■ **Material**
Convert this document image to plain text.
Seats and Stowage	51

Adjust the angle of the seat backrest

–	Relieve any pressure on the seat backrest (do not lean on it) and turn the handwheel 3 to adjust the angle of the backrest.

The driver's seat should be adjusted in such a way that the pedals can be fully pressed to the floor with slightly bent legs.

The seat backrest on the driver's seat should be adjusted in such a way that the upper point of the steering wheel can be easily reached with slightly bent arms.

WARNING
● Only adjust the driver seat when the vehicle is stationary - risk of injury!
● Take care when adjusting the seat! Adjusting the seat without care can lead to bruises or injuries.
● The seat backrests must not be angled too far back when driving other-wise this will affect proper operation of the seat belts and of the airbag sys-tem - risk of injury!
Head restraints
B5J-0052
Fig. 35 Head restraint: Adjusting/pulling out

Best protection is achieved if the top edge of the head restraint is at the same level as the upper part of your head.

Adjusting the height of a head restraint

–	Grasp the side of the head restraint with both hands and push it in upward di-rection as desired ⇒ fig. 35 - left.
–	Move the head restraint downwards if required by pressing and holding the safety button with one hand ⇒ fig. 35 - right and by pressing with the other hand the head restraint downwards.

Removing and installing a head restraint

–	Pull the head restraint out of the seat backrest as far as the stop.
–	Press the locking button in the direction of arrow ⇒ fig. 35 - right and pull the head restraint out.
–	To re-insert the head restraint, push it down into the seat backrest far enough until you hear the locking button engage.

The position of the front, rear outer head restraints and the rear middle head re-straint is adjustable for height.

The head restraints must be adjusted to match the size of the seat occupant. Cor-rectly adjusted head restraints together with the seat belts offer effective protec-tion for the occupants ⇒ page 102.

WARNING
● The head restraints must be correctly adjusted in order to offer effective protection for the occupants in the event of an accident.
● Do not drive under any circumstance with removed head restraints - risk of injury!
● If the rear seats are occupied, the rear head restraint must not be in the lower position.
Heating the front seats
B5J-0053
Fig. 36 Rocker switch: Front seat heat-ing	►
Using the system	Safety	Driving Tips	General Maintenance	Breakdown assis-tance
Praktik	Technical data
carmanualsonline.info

■ **Given task**
Show the lines of the material that contain the word "belts".

■ **Solution for this task**
● The seat backrests must not be angled too far back when driving other-wise this will affect proper operation of the seat belts and of the airbag sys-tem - risk of injury!
The head restraints must be adjusted to match the size of the seat occupant. Cor-rectly adjusted head restraints together with the seat belts offer effective protec-tion for the occupants ⇒ page 102.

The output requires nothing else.